● Выбранный отрывок:

------------------------------

Из письма Бокшанской 9 марта: «Теперь уж ни волоска надежды нет» [13; 540].
«10. III. 1940 г. Пульс – 42. С 10 часов лежит в одном и том же положении на спине, левая рука вытянута вдоль тела, правая согнута в локте и опирается на подушку рядом с головой. Глаза не совсем прикрыты, рот полураскрыт, дыхание неравномерное: короткий вдох и длинный выдох с хрипотой. Пауз нет. Дышит не очень громко, но в соседней комнате слышно ясно. Судорог нет. Лицо спокойное, нет страдальческого выражения…
Начал беспокойно двигаться в 16 ч. 10 минут. Было несколько сильных судорог, от которых снова страдальчески изменилось лицо, и он дважды заскрежетал зубами. Когда судороги кончились, начались сильные предсмертные крики. Пульс упал, стал неровным, еле слышным.
16 часов 39 минут. Миша умер.
В момент смерти совсем открытые глаза и рот. После смерти лицо приняло спокойное и величественное выражение. Возле него были Люся, Женя, Леля, Сережа, Ермолинский и Марийка <…> Тело обмывали Леля и медицинская сестра, одевали Павел Сергеевич, Алексей Михайлович и Сергей Александрович» [74; 121–124].
Перед смертью человек прощается с близкими. Прощается – это значит просит прощения и прощает. Так получилось, что в жизни Булгакова было много людей, мужчин и женщин, которых он обижал. Еще больше, намного больше было тех, кто обижал его. Ему было у кого просить прощения и кого прощать. Нам известно из воспоминаний его близких о том, что перед смертью он попросил прощения лишь у своей первой жены. Что до всех остальных – это сделала за него и для него его судьба, которую, мы не знаем, простил он или нет. Но мы знаем, что она его простила, совершенно точно. Русский писатель и драматург Михаил Афанасьевич Булгаков умер не в пятницу, как можно было бы предположить, имея в виду день смерти Мольера. Он умер 10 марта 1940 года. В тот год на этот день пришлось воскресенье. Прощеное воскресенье. И это, пожалуй, главный аргумент в споре о том, кому досталась после смерти душа сына профессора богословия и классной дамы из уездного городка…
P. S.

------------------------------

● Имеющиеся данные:
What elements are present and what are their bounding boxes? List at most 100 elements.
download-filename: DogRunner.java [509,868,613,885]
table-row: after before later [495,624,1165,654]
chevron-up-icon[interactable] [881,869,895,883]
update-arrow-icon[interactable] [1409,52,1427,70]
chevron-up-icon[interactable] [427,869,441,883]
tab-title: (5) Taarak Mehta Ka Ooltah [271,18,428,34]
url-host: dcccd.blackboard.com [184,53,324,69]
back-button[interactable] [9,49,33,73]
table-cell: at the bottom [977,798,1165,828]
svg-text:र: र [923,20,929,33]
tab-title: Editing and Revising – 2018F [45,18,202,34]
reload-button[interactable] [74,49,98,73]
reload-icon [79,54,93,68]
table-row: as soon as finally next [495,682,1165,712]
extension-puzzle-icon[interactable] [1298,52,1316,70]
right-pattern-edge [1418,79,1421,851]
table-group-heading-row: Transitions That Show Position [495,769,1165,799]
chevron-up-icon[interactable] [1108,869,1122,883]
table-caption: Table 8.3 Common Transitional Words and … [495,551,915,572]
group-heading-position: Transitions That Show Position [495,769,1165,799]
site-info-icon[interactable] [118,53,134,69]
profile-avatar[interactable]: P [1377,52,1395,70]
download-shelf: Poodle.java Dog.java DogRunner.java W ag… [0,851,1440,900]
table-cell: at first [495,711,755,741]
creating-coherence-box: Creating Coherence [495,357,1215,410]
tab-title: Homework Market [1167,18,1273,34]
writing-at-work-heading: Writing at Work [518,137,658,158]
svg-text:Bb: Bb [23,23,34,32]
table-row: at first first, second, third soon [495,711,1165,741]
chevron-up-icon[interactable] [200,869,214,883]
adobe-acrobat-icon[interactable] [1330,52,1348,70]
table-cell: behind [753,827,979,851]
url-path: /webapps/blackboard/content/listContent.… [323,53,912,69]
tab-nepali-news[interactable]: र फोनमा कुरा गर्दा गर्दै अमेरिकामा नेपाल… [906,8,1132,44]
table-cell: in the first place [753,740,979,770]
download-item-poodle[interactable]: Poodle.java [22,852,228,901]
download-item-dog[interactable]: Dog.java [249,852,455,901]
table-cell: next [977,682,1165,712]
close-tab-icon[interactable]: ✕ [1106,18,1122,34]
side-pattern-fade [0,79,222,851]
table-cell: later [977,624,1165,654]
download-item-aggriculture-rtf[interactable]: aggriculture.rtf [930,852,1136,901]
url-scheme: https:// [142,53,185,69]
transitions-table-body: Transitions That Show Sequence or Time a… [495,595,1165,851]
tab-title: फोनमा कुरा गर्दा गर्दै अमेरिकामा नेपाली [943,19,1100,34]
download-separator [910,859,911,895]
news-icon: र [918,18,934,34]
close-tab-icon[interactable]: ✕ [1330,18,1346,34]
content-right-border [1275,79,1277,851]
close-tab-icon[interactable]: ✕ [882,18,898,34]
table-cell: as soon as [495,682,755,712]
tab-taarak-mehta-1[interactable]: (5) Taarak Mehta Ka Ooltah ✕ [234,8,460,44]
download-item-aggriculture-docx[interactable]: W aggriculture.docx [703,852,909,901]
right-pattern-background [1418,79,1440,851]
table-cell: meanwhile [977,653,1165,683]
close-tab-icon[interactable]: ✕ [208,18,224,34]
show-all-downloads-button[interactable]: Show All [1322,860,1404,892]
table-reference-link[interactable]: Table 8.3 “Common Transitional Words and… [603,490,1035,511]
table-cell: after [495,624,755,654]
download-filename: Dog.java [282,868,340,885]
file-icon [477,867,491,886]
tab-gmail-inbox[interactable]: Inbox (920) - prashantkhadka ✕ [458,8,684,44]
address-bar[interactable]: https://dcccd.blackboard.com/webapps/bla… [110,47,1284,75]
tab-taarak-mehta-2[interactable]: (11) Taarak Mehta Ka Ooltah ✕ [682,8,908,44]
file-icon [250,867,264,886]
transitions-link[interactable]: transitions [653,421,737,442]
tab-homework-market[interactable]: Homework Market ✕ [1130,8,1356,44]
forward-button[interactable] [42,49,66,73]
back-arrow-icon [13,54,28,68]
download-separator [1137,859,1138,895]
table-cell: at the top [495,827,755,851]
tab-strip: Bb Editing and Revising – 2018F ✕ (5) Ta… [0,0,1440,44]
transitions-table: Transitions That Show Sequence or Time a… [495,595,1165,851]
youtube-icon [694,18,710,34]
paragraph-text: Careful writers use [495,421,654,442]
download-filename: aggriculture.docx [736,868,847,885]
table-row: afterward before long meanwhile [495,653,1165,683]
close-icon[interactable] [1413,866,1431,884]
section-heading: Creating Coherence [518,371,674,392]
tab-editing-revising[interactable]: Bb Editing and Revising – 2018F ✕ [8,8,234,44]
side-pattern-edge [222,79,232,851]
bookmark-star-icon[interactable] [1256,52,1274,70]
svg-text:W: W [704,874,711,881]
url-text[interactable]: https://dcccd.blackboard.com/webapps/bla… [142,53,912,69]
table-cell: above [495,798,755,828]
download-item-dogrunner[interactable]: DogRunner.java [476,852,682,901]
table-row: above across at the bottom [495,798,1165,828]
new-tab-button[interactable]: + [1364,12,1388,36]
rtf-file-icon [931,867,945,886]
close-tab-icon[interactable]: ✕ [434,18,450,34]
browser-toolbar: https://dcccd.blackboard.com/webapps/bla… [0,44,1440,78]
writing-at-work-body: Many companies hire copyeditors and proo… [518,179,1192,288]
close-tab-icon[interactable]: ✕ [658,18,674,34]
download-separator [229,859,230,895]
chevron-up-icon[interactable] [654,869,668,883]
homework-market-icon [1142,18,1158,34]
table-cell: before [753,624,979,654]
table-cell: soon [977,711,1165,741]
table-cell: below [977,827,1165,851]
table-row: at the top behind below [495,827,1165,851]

------------------------------

● Задание: Напишите продолжение выбранного отрывка о смерти Булгакова, начиная сразу после строки «P. S.».

● Ответ:
К этой книге можно было бы добавить еще очень и очень много. Рассказать о том, как Булгакова хоронили, какие умные и проникновенные речи, не доставшиеся ему, не услышанные им при жизни, произносились во время гражданской панихиды в Союзе писателей, какой замечательный некролог написал Миша Панин – Павел Александрович Марков, как везли в крематорий гроб мимо двух театров, Большого и Художественного, как какая-то «девушка с портфелем (стояла несколько часов) спросила: „Почему вы его так хороните?“ (То есть не в церкви отпеваете). И, узнав, что это желание Михаила Афанасьевича, покачала головой»[143] [74; 126] ; как похоронили его на участке Художественного театра на Новодевичьем кладбище, упокоив даже не бесчувственное тело, но закопав урну с прахом[144] там, где, трудно сказать, хотел ли Булгаков, чтобы его останки находились.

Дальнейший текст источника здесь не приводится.